start
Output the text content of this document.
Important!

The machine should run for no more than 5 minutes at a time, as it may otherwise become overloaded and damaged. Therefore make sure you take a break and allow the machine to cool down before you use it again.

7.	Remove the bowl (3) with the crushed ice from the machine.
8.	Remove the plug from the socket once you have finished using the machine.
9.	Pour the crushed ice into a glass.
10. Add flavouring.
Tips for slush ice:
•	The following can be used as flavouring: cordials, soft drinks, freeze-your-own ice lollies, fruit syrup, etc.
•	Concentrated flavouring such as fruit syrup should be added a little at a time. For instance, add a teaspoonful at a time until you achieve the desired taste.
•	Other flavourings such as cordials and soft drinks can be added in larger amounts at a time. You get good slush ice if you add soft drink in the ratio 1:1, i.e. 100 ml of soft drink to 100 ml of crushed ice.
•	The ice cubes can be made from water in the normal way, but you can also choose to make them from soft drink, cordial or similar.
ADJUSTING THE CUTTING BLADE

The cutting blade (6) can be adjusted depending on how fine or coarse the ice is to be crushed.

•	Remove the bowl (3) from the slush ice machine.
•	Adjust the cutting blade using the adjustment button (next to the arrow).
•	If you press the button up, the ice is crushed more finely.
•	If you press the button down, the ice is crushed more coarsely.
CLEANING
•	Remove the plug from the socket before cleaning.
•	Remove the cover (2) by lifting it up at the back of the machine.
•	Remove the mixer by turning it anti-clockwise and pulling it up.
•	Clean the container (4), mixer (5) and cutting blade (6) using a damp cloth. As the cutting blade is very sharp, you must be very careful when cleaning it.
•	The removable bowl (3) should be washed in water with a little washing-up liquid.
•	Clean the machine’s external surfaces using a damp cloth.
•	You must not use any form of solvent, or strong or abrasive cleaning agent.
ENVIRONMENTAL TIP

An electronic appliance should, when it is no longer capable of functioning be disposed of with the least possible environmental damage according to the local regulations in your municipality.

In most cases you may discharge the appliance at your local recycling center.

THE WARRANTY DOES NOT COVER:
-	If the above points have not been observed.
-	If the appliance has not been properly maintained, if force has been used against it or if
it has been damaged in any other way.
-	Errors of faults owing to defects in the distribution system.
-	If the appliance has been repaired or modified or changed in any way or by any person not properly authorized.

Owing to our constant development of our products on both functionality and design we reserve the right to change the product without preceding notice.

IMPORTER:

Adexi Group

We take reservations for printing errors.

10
end
--- Problem to solve ---
Filter the records for lines holding the string "been". Copy each one.

--- Completed task ---
-	If the above points have not been observed.
-	If the appliance has not been properly maintained, if force has been used against it or if
it has been damaged in any other way.
-	If the appliance has been repaired or modified or changed in any way or by any person not properly authorized.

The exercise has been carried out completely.